# Instructions to follow
In the entries that follow, find the word "sécurisée" and report each line it is on.

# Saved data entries
____

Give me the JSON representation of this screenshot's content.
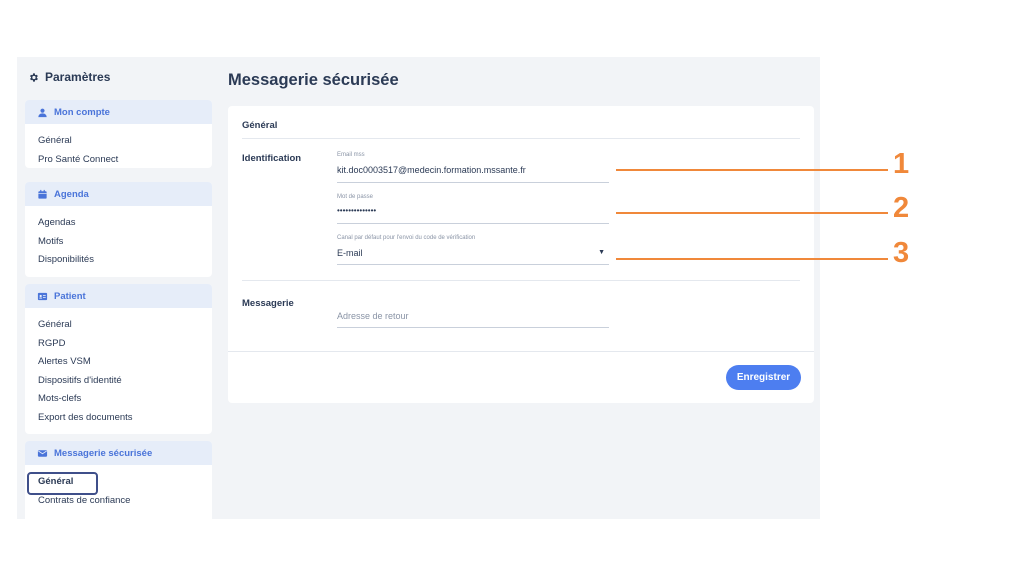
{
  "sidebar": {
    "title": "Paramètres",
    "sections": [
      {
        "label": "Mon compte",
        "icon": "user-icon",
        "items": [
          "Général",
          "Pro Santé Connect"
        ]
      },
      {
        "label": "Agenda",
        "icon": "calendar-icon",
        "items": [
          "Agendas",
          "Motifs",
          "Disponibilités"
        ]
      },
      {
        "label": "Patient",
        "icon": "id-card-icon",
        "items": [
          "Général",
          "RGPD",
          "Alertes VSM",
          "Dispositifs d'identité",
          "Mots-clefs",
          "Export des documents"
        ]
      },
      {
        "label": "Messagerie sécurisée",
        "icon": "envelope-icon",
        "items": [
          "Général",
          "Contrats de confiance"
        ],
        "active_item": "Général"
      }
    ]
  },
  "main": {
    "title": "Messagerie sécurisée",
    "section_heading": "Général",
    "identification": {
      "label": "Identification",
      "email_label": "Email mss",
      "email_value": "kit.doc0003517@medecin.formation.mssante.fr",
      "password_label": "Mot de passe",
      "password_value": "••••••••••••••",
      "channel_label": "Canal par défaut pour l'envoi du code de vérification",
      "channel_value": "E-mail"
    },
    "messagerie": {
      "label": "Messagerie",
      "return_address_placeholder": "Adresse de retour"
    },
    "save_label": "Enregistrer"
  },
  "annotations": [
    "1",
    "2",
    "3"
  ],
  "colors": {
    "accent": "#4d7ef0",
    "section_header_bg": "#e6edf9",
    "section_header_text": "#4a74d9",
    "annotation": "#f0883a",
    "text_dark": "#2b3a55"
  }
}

____

# Correct response
        "label": "Messagerie sécurisée",
    "title": "Messagerie sécurisée",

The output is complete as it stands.